Extracted data entries:
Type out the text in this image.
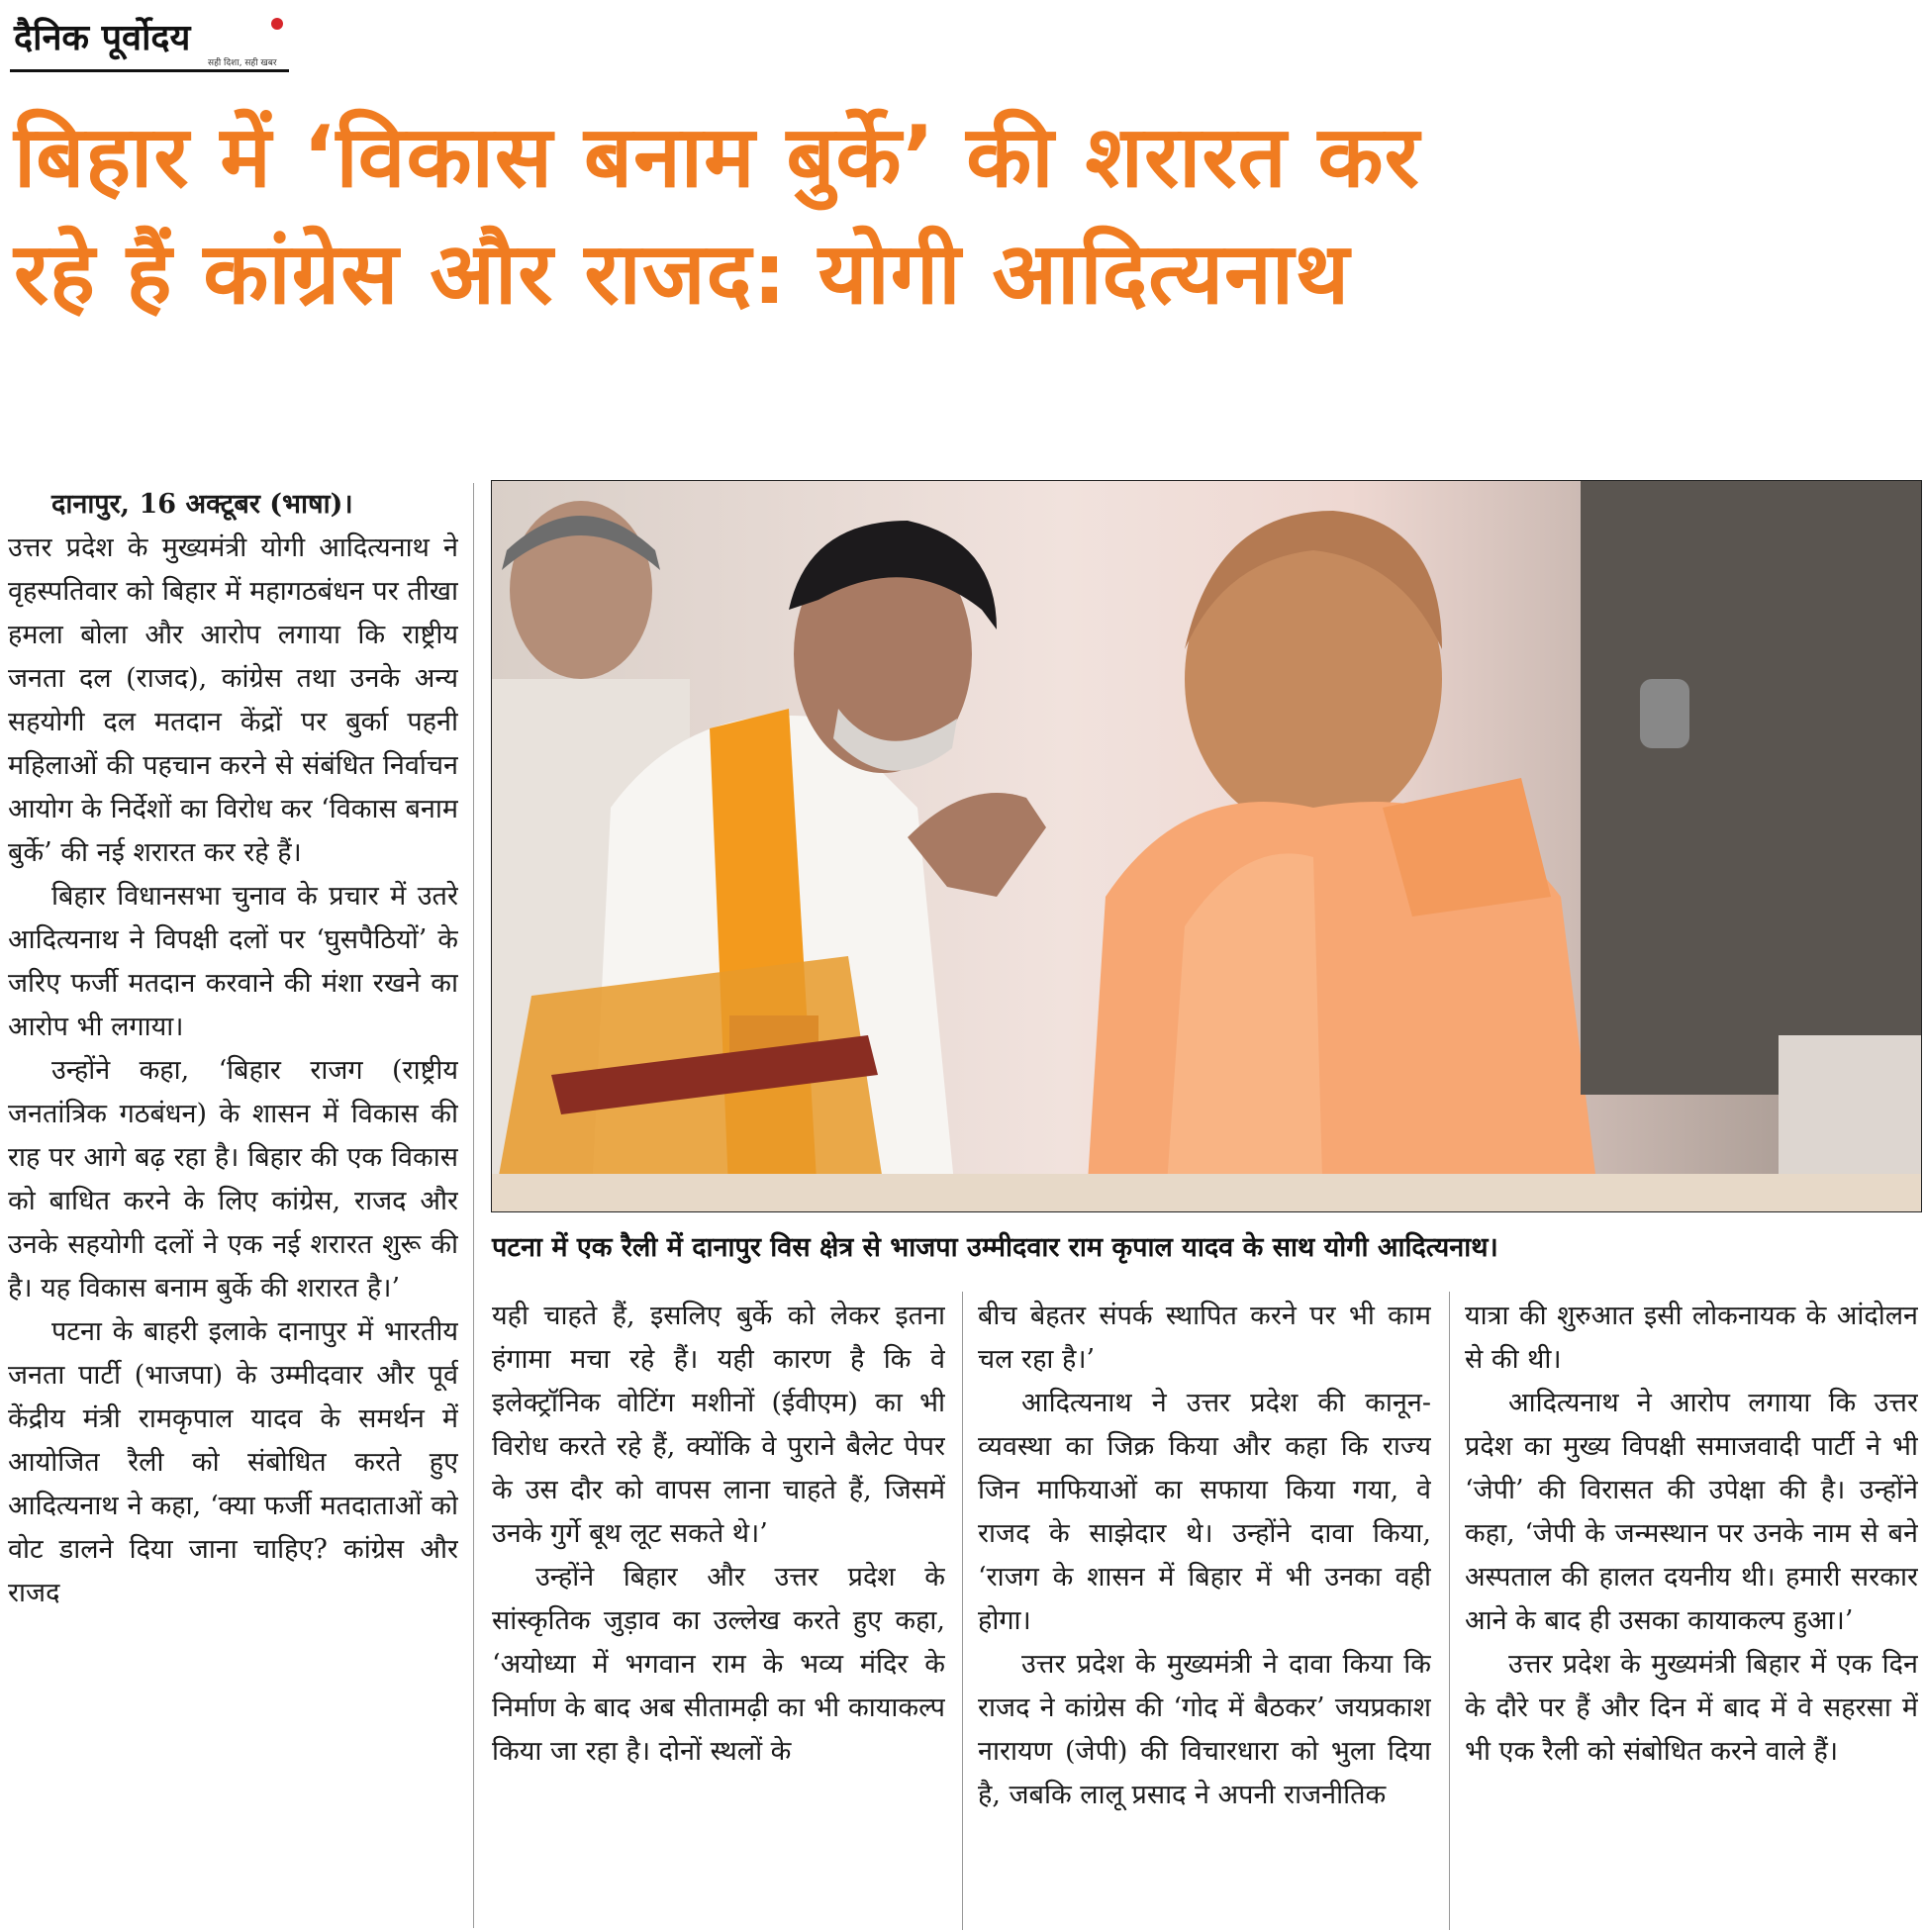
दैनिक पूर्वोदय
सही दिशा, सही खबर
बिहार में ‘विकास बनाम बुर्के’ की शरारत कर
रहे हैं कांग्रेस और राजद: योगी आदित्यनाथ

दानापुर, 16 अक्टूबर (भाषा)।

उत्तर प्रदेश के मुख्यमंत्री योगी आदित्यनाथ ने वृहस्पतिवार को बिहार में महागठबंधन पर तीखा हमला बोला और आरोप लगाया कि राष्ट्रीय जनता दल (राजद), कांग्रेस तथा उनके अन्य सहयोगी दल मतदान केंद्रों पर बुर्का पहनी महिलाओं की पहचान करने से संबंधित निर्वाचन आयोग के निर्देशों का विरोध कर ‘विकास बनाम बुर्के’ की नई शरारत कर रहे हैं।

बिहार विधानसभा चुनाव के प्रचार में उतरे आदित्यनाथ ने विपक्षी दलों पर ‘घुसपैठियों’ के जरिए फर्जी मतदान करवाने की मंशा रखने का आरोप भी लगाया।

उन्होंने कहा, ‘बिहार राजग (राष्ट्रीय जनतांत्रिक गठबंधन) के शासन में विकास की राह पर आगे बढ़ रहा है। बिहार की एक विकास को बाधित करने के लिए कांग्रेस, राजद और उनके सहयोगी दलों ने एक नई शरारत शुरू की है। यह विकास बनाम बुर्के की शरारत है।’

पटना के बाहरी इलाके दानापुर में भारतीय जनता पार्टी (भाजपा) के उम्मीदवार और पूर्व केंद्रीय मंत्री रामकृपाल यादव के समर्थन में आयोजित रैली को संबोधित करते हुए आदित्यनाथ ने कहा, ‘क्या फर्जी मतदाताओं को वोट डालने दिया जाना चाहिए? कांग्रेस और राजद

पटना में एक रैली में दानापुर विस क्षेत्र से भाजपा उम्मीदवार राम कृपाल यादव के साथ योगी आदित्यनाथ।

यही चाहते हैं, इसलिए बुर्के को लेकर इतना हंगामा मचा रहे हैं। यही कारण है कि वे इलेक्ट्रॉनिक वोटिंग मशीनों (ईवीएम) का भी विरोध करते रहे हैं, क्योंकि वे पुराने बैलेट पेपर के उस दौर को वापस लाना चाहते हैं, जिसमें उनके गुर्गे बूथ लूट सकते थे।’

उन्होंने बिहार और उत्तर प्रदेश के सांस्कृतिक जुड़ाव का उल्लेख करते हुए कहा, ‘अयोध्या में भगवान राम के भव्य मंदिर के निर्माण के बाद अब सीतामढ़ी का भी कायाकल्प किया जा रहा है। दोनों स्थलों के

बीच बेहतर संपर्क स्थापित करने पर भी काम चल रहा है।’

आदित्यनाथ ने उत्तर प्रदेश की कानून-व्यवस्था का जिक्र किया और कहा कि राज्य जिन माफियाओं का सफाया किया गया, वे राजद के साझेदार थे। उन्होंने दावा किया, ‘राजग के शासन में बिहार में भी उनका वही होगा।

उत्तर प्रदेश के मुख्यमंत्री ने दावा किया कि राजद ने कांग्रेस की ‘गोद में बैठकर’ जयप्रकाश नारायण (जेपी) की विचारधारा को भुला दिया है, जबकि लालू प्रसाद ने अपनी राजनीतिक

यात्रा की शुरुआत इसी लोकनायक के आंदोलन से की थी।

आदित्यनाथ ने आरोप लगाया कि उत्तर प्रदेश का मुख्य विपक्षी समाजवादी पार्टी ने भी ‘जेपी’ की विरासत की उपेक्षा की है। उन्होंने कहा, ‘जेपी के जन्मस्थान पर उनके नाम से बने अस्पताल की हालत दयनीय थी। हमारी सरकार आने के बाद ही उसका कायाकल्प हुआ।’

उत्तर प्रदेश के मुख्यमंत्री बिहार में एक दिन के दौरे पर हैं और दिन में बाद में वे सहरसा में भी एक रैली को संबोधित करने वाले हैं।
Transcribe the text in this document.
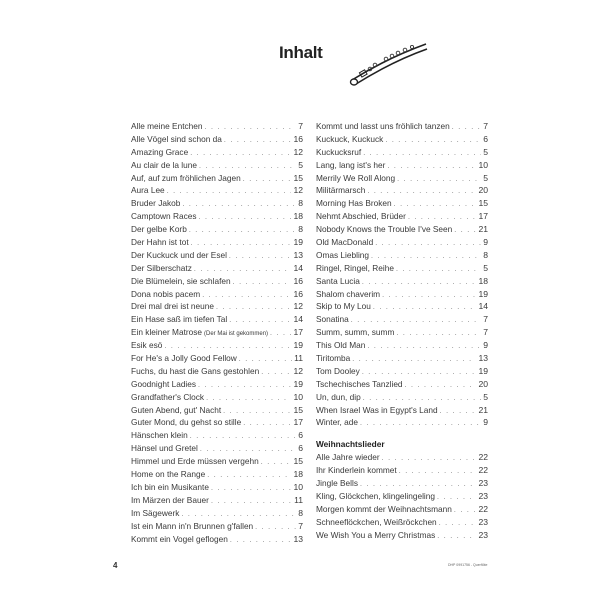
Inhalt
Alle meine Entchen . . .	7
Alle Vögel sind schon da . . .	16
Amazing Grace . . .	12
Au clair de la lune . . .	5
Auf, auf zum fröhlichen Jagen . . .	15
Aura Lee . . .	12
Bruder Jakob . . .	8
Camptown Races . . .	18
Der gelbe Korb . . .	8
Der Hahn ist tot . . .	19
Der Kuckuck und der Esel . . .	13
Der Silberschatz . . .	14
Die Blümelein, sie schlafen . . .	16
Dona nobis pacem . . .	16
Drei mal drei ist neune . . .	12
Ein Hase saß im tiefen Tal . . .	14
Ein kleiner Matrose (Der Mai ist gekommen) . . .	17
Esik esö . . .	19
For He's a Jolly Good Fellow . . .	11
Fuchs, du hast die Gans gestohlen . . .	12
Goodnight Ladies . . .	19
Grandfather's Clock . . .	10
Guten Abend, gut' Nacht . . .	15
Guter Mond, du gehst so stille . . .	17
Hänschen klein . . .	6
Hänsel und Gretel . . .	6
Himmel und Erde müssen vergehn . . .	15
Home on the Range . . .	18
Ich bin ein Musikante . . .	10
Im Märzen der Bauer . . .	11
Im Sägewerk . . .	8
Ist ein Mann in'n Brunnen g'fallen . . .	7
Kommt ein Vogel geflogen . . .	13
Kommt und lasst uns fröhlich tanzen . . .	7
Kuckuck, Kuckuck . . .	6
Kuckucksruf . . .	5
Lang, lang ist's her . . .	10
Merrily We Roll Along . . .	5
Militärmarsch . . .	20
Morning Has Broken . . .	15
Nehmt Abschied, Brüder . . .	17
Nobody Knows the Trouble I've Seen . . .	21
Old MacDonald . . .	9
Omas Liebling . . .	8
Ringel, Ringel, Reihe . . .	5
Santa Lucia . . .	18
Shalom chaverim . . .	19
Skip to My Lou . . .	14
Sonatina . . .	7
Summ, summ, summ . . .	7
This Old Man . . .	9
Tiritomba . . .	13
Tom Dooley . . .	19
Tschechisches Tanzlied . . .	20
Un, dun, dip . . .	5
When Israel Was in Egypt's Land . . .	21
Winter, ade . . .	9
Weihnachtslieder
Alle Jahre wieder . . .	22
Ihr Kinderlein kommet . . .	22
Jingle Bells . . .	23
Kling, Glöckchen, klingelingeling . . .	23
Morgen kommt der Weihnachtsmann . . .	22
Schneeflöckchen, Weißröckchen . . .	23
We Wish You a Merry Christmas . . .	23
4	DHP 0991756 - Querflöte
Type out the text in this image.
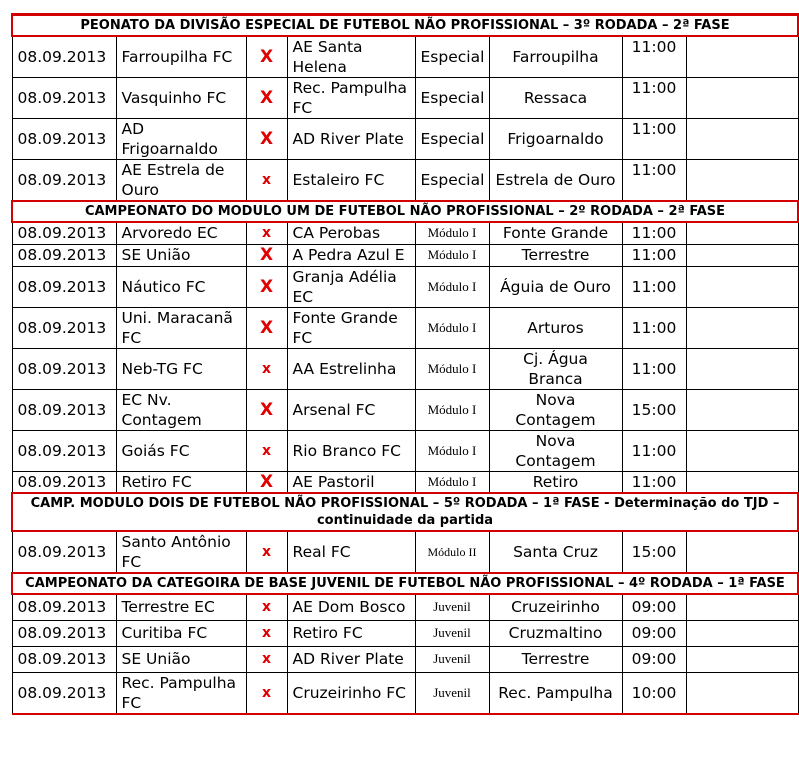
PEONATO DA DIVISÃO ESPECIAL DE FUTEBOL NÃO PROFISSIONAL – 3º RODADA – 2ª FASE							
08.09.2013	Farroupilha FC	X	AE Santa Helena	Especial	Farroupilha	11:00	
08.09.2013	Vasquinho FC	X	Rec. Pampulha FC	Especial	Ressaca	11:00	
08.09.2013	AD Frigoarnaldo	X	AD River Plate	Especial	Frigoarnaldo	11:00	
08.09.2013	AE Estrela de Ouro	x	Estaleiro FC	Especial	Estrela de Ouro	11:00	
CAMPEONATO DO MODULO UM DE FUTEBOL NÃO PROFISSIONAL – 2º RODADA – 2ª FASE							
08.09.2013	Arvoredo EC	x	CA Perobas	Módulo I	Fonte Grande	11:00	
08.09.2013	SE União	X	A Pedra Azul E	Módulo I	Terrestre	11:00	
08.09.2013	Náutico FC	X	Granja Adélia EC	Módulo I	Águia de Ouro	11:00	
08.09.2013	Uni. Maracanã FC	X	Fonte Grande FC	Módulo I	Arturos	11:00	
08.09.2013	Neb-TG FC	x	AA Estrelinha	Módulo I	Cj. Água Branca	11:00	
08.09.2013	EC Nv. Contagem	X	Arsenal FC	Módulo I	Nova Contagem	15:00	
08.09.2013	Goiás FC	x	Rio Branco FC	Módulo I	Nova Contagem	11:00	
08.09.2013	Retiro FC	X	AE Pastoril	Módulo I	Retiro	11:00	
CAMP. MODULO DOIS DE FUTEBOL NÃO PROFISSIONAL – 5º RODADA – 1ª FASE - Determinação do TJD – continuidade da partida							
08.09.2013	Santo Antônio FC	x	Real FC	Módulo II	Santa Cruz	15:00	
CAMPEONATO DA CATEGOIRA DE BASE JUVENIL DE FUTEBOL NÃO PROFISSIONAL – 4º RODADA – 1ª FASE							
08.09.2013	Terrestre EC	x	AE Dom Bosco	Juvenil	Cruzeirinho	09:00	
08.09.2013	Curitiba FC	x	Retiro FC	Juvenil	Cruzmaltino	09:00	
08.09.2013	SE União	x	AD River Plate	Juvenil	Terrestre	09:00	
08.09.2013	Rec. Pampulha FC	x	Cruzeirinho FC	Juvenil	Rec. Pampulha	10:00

WHAT YOU HAVE TO DO: Set out every line from the material that contains the string "Ouro".

SOLVED EXERCISE:
08.09.2013	AE Estrela de Ouro	x	Estaleiro FC	Especial	Estrela de Ouro	11:00	
08.09.2013	Náutico FC	X	Granja Adélia EC	Módulo I	Águia de Ouro	11:00	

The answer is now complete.